>>
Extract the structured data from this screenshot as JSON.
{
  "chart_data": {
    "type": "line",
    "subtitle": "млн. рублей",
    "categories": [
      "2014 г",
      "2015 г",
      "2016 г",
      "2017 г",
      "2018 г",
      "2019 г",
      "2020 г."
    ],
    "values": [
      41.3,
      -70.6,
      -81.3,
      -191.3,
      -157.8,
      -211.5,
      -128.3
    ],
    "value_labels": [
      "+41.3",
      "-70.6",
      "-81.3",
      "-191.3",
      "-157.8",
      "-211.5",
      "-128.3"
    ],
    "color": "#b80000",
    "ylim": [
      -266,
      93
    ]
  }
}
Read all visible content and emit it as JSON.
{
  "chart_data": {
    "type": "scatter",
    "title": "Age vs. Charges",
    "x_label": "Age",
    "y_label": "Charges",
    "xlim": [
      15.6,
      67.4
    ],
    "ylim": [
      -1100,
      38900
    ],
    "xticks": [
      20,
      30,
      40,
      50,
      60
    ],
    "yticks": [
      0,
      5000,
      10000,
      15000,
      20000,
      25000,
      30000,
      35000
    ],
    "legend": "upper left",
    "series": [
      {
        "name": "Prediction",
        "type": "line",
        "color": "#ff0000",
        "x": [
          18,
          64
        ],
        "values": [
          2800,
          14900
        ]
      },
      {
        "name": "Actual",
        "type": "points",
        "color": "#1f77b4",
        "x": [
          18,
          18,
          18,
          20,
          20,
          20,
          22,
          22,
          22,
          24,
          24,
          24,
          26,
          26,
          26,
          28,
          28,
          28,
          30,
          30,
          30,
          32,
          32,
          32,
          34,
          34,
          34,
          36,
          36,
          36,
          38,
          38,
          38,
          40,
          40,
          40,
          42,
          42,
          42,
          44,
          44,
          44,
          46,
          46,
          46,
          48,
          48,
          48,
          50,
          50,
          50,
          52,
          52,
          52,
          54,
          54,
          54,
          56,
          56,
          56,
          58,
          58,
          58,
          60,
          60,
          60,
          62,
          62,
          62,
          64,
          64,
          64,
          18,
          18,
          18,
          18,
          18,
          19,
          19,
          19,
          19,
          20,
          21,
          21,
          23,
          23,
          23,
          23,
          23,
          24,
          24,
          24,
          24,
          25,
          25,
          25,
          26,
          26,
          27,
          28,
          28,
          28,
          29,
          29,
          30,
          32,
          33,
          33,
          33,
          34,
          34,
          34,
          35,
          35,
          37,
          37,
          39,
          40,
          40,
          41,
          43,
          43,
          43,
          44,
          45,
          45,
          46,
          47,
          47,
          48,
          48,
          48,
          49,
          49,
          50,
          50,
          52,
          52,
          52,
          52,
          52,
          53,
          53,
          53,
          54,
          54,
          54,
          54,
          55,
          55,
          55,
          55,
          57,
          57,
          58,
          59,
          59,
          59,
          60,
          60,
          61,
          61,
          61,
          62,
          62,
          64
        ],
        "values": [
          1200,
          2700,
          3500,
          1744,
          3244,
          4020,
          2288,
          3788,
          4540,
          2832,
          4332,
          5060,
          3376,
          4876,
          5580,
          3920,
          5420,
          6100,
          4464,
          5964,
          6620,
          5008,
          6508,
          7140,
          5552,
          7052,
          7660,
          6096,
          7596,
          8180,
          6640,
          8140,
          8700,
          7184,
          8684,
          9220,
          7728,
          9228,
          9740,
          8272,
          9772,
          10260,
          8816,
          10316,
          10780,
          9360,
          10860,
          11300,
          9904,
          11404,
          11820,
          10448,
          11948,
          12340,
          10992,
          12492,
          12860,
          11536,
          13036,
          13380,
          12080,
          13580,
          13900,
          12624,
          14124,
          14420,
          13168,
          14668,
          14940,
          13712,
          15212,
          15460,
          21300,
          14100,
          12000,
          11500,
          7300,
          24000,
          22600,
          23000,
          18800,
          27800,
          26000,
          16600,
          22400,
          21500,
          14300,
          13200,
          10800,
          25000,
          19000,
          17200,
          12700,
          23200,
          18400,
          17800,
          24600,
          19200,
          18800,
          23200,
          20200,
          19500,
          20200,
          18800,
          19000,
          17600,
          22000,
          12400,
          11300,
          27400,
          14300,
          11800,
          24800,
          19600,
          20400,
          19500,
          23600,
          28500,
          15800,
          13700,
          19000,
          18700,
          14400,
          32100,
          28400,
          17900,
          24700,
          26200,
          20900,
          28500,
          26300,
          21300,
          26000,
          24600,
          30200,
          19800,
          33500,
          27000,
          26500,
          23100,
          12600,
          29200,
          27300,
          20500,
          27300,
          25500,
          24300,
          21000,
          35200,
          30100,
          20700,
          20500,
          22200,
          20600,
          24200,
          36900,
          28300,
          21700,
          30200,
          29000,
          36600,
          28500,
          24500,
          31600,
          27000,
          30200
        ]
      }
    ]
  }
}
<<
Set every line of the listing down word for word.

Extract the structured data from this screenshot as JSON.
{
  "chart_data": {
    "type": "line",
    "subtitle": "млн. рублей",
    "categories": [
      "2014 г",
      "2015 г",
      "2016 г",
      "2017 г",
      "2018 г",
      "2019 г",
      "2020 г."
    ],
    "values": [
      41.3,
      -70.6,
      -81.3,
      -191.3,
      -157.8,
      -211.5,
      -128.3
    ],
    "value_labels": [
      "+41.3",
      "-70.6",
      "-81.3",
      "-191.3",
      "-157.8",
      "-211.5",
      "-128.3"
    ],
    "color": "#b80000",
    "ylim": [
      -266,
      93
    ]
  }
}
Read all visible content and emit it as JSON.
{
  "chart_data": {
    "type": "scatter",
    "title": "Age vs. Charges",
    "x_label": "Age",
    "y_label": "Charges",
    "xlim": [
      15.6,
      67.4
    ],
    "ylim": [
      -1100,
      38900
    ],
    "xticks": [
      20,
      30,
      40,
      50,
      60
    ],
    "yticks": [
      0,
      5000,
      10000,
      15000,
      20000,
      25000,
      30000,
      35000
    ],
    "legend": "upper left",
    "series": [
      {
        "name": "Prediction",
        "type": "line",
        "color": "#ff0000",
        "x": [
          18,
          64
        ],
        "values": [
          2800,
          14900
        ]
      },
      {
        "name": "Actual",
        "type": "points",
        "color": "#1f77b4",
        "x": [
          18,
          18,
          18,
          20,
          20,
          20,
          22,
          22,
          22,
          24,
          24,
          24,
          26,
          26,
          26,
          28,
          28,
          28,
          30,
          30,
          30,
          32,
          32,
          32,
          34,
          34,
          34,
          36,
          36,
          36,
          38,
          38,
          38,
          40,
          40,
          40,
          42,
          42,
          42,
          44,
          44,
          44,
          46,
          46,
          46,
          48,
          48,
          48,
          50,
          50,
          50,
          52,
          52,
          52,
          54,
          54,
          54,
          56,
          56,
          56,
          58,
          58,
          58,
          60,
          60,
          60,
          62,
          62,
          62,
          64,
          64,
          64,
          18,
          18,
          18,
          18,
          18,
          19,
          19,
          19,
          19,
          20,
          21,
          21,
          23,
          23,
          23,
          23,
          23,
          24,
          24,
          24,
          24,
          25,
          25,
          25,
          26,
          26,
          27,
          28,
          28,
          28,
          29,
          29,
          30,
          32,
          33,
          33,
          33,
          34,
          34,
          34,
          35,
          35,
          37,
          37,
          39,
          40,
          40,
          41,
          43,
          43,
          43,
          44,
          45,
          45,
          46,
          47,
          47,
          48,
          48,
          48,
          49,
          49,
          50,
          50,
          52,
          52,
          52,
          52,
          52,
          53,
          53,
          53,
          54,
          54,
          54,
          54,
          55,
          55,
          55,
          55,
          57,
          57,
          58,
          59,
          59,
          59,
          60,
          60,
          61,
          61,
          61,
          62,
          62,
          64
        ],
        "values": [
          1200,
          2700,
          3500,
          1744,
          3244,
          4020,
          2288,
          3788,
          4540,
          2832,
          4332,
          5060,
          3376,
          4876,
          5580,
          3920,
          5420,
          6100,
          4464,
          5964,
          6620,
          5008,
          6508,
          7140,
          5552,
          7052,
          7660,
          6096,
          7596,
          8180,
          6640,
          8140,
          8700,
          7184,
          8684,
          9220,
          7728,
          9228,
          9740,
          8272,
          9772,
          10260,
          8816,
          10316,
          10780,
          9360,
          10860,
          11300,
          9904,
          11404,
          11820,
          10448,
          11948,
          12340,
          10992,
          12492,
          12860,
          11536,
          13036,
          13380,
          12080,
          13580,
          13900,
          12624,
          14124,
          14420,
          13168,
          14668,
          14940,
          13712,
          15212,
          15460,
          21300,
          14100,
          12000,
          11500,
          7300,
          24000,
          22600,
          23000,
          18800,
          27800,
          26000,
          16600,
          22400,
          21500,
          14300,
          13200,
          10800,
          25000,
          19000,
          17200,
          12700,
          23200,
          18400,
          17800,
          24600,
          19200,
          18800,
          23200,
          20200,
          19500,
          20200,
          18800,
          19000,
          17600,
          22000,
          12400,
          11300,
          27400,
          14300,
          11800,
          24800,
          19600,
          20400,
          19500,
          23600,
          28500,
          15800,
          13700,
          19000,
          18700,
          14400,
          32100,
          28400,
          17900,
          24700,
          26200,
          20900,
          28500,
          26300,
          21300,
          26000,
          24600,
          30200,
          19800,
          33500,
          27000,
          26500,
          23100,
          12600,
          29200,
          27300,
          20500,
          27300,
          25500,
          24300,
          21000,
          35200,
          30100,
          20700,
          20500,
          22200,
          20600,
          24200,
          36900,
          28300,
          21700,
          30200,
          29000,
          36600,
          28500,
          24500,
          31600,
          27000,
          30200
        ]
      }
    ]
  }
}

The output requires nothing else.